- Written exercise:
Spot each line in the records below where the word "that" occurs, then copy it.

**** Dataset content ****

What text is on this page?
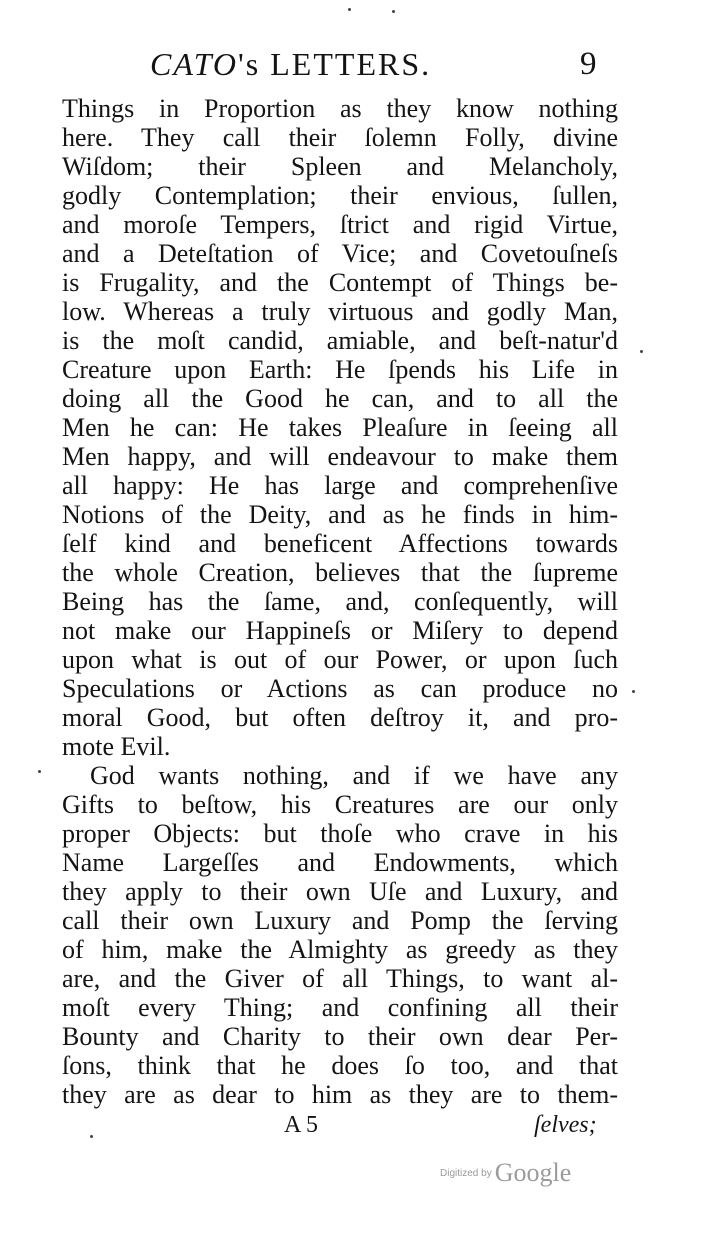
CATO's LETTERS.	9
Things in Proportion as they know nothing
here. They call their ſolemn Folly, divine
Wiſdom; their Spleen and Melancholy,
godly Contemplation; their envious, ſullen,
and moroſe Tempers, ſtrict and rigid Virtue,
and a Deteſtation of Vice; and Covetouſneſs
is Frugality, and the Contempt of Things be-
low. Whereas a truly virtuous and godly Man,
is the moſt candid, amiable, and beſt-natur'd
Creature upon Earth: He ſpends his Life in
doing all the Good he can, and to all the
Men he can: He takes Pleaſure in ſeeing all
Men happy, and will endeavour to make them
all happy: He has large and comprehenſive
Notions of the Deity, and as he finds in him-
ſelf kind and beneficent Affections towards
the whole Creation, believes that the ſupreme
Being has the ſame, and, conſequently, will
not make our Happineſs or Miſery to depend
upon what is out of our Power, or upon ſuch
Speculations or Actions as can produce no
moral Good, but often deſtroy it, and pro-
mote Evil.
God wants nothing, and if we have any
Gifts to beſtow, his Creatures are our only
proper Objects: but thoſe who crave in his
Name Largeſſes and Endowments, which
they apply to their own Uſe and Luxury, and
call their own Luxury and Pomp the ſerving
of him, make the Almighty as greedy as they
are, and the Giver of all Things, to want al-
moſt every Thing; and confining all their
Bounty and Charity to their own dear Per-
ſons, think that he does ſo too, and that
they are as dear to him as they are to them-
A 5	ſelves;
Digitized by Google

****

- Answer to the problem:
the whole Creation, believes that the ſupreme
ſons, think that he does ſo too, and that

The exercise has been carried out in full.